This geometric reasoning provides a nice intuition for the shock location, but is cumbersome in practice. To determine the location of the shock we can use the *Rankine-Hugoniot jump condition,* which we will derive in Traffic_flow, and which requires that the jump in flux across a propagating shock must be related to the jump in $q$ by
$$
s(q_r-q_l) = f(q_r) - f(q_l),
$$
at each instant in time, where $s$ is the shock speed at this time.

Since the flux for Burgers' equation is $f(q) = q^2/2$, this gives
\begin{align*}
s(q_r-q_l) & = \frac{1}{2} (q_r^2 - q_l^2) \\
\Rightarrow \ \ \ \ s &= \frac{1}{2}(q_l + q_r).
\end{align*}

In general (as in the image above) the states $q_l$ and $q_r$ just to the left and right of the shock will not be constant and the speed of a shock will change in time.

◆ ◆ ◆ ◆ ◆ ◆ ◆

REQUEST A = Copy the records word for word, from their first line through the line that contains "candle-body[interactable]: [677, 215, 680, 221]", including both of those lines.
The text and the records were taken from separate, unrelated sources.

◆ ◆ ◆ ◆ ◆ ◆ ◆

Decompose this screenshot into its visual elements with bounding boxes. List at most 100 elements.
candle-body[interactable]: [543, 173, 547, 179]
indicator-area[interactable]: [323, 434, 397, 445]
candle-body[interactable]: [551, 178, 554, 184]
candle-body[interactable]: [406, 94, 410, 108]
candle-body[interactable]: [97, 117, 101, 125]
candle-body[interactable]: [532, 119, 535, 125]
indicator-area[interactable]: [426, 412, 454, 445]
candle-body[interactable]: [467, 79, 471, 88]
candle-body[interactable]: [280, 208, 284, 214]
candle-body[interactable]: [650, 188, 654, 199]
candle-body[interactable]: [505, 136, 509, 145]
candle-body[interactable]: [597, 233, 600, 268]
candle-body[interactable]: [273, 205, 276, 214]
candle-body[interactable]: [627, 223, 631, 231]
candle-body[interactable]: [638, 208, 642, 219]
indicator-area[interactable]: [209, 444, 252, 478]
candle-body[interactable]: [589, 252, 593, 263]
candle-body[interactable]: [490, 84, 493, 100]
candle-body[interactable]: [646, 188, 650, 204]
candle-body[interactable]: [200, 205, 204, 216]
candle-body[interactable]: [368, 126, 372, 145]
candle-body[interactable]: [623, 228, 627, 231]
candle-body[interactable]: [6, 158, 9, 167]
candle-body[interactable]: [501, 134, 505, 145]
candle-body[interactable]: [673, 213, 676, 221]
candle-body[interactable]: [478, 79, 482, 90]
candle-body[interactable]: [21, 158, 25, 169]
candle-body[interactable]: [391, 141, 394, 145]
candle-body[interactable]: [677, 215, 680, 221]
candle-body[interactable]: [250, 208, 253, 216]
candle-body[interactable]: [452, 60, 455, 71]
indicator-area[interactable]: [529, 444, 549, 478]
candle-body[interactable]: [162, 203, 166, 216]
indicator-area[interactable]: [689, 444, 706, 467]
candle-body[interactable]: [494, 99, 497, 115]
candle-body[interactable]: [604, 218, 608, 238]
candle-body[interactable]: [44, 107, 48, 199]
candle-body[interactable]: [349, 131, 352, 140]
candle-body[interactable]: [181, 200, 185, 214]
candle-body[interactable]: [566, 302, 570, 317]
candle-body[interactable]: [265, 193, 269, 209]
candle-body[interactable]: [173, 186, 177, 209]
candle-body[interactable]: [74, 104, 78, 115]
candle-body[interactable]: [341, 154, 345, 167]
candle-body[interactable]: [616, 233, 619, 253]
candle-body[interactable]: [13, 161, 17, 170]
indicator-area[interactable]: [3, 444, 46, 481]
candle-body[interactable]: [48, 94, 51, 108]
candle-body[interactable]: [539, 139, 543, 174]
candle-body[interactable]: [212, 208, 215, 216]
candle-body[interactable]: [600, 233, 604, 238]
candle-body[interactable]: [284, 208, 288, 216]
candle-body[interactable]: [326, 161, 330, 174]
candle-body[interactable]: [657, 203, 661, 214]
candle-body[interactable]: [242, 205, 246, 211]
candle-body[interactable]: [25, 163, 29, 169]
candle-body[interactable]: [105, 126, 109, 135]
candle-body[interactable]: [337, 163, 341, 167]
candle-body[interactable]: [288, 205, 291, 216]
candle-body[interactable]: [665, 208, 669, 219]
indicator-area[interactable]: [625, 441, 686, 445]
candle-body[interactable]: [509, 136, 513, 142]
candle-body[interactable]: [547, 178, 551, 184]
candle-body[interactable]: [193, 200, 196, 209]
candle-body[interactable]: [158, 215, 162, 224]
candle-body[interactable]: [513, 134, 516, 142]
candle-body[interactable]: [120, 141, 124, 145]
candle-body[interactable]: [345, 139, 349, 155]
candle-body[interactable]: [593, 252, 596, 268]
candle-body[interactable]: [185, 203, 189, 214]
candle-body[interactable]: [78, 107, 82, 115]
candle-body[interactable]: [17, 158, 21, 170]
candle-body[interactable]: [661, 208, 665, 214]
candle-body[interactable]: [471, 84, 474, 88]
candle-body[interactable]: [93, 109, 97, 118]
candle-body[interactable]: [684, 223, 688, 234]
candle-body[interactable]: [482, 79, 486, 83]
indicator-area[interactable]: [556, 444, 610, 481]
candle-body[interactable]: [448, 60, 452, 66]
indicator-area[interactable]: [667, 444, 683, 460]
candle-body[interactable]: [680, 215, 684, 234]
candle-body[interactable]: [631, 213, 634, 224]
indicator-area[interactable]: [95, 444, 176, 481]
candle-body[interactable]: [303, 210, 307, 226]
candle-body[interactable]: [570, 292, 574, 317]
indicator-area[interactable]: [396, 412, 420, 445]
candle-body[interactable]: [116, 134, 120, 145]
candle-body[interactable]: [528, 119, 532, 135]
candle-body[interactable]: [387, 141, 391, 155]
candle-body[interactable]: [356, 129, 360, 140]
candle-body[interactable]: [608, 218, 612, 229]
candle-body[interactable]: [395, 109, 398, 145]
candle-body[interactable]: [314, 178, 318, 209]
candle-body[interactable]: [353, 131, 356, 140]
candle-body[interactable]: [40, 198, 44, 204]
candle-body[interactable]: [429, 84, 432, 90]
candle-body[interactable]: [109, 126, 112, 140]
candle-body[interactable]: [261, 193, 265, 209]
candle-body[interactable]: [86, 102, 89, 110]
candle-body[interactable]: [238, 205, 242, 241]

◆ ◆ ◆ ◆ ◆ ◆ ◆

REQUEST B = Write the next part of the passage on shock speed in Burgers' equation, picking up after its final sentence.

FINAL ANSWER A =
Decompose this screenshot into its visual elements with bounding boxes. List at most 100 elements.
candle-body[interactable]: [543, 173, 547, 179]
indicator-area[interactable]: [323, 434, 397, 445]
candle-body[interactable]: [551, 178, 554, 184]
candle-body[interactable]: [406, 94, 410, 108]
candle-body[interactable]: [97, 117, 101, 125]
candle-body[interactable]: [532, 119, 535, 125]
indicator-area[interactable]: [426, 412, 454, 445]
candle-body[interactable]: [467, 79, 471, 88]
candle-body[interactable]: [280, 208, 284, 214]
candle-body[interactable]: [650, 188, 654, 199]
candle-body[interactable]: [505, 136, 509, 145]
candle-body[interactable]: [597, 233, 600, 268]
candle-body[interactable]: [273, 205, 276, 214]
candle-body[interactable]: [627, 223, 631, 231]
candle-body[interactable]: [638, 208, 642, 219]
indicator-area[interactable]: [209, 444, 252, 478]
candle-body[interactable]: [589, 252, 593, 263]
candle-body[interactable]: [490, 84, 493, 100]
candle-body[interactable]: [646, 188, 650, 204]
candle-body[interactable]: [200, 205, 204, 216]
candle-body[interactable]: [368, 126, 372, 145]
candle-body[interactable]: [623, 228, 627, 231]
candle-body[interactable]: [6, 158, 9, 167]
candle-body[interactable]: [501, 134, 505, 145]
candle-body[interactable]: [673, 213, 676, 221]
candle-body[interactable]: [478, 79, 482, 90]
candle-body[interactable]: [21, 158, 25, 169]
candle-body[interactable]: [391, 141, 394, 145]
candle-body[interactable]: [677, 215, 680, 221]

FINAL ANSWER B =
For Burgers' equation, (or any scalar hyperbolic conservation law with a *convex* flux function, such as the traffic flow problem considered in Traffic_flow), the solution of the Riemann problem consists of a single wave, which may be either a shock or a rarefaction, separating regions of constant value $q_l$ and $q_r$. Here convexity of the flux $f(q)$ means that $f'(q)$ is either monotonically increasing or monotonically decreasing as $q$ varies. If $f(q)$ is not convex then the solution can be more complicated; see the section on Convexity below and in Nonconvex_scalar.

The analysis above already yields the solution to the Riemann problem in the case that the resulting wave is a shock. The entropy condition, as we will explain below, indicates that a shock will form when $f'(q_l) > f'(q_r)$; i.e. when $q_l>q_r$. In this case, the solution is
\begin{align*}
q(x,t) =
\begin{cases}
q_l \quad \text{if} \ \ x/t<s \\
q_r \quad \text{if} \ \ x/t>s.
\end{cases}
\end{align*}

Below, we plot the solution of Burgers' equation for an initial condition that leads to a shock (i.e. with $q_l>q_r$).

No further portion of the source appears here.